Data provided
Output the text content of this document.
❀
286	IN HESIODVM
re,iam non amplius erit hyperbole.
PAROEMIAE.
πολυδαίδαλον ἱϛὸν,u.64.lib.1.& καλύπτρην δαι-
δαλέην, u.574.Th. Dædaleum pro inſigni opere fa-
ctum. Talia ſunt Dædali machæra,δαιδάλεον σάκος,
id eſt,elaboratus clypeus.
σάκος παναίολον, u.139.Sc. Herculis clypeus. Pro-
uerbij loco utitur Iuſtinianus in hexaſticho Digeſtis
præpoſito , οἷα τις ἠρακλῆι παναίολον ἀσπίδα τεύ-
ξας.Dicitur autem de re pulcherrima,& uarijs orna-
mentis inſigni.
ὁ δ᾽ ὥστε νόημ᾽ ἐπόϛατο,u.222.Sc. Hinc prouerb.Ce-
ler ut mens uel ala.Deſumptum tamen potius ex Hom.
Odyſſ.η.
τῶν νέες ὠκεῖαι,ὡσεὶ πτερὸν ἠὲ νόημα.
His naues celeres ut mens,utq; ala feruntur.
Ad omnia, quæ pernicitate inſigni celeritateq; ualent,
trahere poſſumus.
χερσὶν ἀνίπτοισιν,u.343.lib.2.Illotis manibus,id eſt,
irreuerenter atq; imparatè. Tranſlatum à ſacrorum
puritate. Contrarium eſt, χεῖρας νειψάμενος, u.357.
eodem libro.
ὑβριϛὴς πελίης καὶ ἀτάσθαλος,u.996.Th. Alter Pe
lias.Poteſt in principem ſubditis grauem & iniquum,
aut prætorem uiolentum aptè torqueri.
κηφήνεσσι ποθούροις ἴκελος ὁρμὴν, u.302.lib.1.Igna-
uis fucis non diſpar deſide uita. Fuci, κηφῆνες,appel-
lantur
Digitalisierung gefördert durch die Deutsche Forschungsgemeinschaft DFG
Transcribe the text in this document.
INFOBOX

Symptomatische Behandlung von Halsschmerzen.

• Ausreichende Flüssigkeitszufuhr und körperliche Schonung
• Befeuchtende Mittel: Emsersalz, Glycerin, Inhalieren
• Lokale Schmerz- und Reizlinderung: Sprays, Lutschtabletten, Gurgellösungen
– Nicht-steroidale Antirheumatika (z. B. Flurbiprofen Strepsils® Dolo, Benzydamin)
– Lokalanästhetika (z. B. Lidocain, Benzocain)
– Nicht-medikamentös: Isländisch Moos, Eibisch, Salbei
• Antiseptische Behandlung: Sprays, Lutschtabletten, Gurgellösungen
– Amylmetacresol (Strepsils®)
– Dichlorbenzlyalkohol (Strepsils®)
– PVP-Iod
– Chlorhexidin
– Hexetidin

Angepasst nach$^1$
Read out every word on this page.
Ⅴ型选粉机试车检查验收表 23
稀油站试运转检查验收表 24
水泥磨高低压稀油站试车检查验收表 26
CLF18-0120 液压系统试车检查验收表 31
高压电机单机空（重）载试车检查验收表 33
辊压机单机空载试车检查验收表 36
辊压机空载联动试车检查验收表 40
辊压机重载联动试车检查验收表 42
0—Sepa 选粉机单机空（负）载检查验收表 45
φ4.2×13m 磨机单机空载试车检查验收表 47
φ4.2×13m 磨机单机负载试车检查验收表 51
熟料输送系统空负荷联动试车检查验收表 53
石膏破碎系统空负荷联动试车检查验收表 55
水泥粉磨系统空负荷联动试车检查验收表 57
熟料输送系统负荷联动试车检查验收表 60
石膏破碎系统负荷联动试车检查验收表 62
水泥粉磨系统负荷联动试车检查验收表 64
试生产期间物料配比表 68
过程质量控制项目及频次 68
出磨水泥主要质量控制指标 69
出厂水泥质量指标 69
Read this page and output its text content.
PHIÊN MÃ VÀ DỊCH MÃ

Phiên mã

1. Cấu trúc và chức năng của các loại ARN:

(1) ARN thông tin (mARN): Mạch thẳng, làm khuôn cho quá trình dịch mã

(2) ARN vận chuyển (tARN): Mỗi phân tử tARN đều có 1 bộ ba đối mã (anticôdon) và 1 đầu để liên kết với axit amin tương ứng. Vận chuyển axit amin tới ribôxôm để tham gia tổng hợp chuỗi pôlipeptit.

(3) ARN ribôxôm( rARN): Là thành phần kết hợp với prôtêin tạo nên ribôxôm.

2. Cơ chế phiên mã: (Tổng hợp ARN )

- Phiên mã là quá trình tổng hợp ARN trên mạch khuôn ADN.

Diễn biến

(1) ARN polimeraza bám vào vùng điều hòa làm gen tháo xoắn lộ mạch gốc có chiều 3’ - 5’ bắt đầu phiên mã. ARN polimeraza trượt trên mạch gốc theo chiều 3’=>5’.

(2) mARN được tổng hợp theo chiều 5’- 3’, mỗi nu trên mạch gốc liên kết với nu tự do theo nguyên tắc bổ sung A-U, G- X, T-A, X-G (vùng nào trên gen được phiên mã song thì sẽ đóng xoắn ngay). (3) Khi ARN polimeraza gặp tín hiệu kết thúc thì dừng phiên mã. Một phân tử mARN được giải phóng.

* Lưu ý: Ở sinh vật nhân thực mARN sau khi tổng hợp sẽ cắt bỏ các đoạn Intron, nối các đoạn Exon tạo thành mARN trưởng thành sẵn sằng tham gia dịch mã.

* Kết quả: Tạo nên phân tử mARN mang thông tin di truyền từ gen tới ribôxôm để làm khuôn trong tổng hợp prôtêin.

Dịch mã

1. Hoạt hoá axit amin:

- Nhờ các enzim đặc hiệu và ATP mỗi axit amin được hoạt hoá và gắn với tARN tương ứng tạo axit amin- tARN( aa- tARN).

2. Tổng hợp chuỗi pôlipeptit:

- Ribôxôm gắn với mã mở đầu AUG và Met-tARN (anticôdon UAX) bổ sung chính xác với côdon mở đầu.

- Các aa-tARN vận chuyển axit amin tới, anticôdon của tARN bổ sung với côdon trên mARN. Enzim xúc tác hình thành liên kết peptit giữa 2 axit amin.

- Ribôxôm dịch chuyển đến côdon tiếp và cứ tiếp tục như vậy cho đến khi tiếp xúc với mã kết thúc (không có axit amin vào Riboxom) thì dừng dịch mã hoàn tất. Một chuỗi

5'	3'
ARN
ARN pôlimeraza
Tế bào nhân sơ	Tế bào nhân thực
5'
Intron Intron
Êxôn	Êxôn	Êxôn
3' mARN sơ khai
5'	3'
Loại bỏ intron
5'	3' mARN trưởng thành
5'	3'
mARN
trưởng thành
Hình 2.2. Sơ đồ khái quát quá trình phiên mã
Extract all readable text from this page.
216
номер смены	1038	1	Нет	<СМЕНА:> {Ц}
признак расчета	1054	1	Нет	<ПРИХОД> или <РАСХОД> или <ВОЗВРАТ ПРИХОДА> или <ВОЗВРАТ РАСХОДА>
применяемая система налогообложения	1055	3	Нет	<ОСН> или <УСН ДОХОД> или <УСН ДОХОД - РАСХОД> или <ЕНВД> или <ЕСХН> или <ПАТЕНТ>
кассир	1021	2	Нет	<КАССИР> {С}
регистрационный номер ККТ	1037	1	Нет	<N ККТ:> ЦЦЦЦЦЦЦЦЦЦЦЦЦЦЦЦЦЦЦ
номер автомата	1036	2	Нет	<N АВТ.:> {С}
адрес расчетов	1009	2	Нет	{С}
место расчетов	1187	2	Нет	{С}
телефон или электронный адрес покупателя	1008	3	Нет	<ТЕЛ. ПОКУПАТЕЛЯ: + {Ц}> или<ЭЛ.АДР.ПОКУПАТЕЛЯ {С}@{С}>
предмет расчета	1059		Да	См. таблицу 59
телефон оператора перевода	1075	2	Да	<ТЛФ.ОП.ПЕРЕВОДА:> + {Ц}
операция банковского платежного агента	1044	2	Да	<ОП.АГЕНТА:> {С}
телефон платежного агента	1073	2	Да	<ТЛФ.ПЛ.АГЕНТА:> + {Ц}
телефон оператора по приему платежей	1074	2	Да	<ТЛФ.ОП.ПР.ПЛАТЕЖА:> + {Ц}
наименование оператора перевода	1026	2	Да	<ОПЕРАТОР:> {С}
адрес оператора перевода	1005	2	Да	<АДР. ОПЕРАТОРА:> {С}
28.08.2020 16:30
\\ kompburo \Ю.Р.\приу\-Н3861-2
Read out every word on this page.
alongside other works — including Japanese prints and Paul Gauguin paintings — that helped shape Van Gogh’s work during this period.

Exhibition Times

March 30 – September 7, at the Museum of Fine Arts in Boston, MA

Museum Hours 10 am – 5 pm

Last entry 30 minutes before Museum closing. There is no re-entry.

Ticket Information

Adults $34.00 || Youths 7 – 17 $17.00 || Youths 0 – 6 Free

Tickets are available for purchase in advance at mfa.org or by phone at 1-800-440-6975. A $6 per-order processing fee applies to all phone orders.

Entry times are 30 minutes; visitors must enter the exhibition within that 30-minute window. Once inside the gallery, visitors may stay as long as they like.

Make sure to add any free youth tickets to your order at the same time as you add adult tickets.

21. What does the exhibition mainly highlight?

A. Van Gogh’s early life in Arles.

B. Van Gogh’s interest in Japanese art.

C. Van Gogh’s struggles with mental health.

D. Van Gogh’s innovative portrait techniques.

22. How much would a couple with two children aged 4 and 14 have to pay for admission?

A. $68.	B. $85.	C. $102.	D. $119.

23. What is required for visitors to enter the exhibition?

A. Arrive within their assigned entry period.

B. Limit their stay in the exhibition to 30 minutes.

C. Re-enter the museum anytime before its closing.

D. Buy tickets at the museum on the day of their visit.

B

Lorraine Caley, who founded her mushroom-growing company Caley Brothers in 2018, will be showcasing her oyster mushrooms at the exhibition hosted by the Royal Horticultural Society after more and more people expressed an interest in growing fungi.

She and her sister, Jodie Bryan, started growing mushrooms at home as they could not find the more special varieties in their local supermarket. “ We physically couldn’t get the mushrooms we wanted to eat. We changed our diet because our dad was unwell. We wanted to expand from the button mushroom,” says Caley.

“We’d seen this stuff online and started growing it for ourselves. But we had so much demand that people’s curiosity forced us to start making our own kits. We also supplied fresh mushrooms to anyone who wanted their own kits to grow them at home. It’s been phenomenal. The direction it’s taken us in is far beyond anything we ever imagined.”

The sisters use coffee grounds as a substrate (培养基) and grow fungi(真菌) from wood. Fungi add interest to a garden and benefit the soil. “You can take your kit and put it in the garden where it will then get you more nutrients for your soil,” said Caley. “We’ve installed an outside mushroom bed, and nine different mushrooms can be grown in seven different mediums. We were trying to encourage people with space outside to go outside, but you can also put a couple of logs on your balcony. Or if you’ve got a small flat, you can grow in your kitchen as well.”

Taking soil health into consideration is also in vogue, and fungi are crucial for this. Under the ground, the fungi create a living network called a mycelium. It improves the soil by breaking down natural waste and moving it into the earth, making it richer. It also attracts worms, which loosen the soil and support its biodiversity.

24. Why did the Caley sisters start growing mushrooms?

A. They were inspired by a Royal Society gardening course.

Goal
Go over the entries above and say how many lines hold the string "tương", with no other text.

Expected answer
2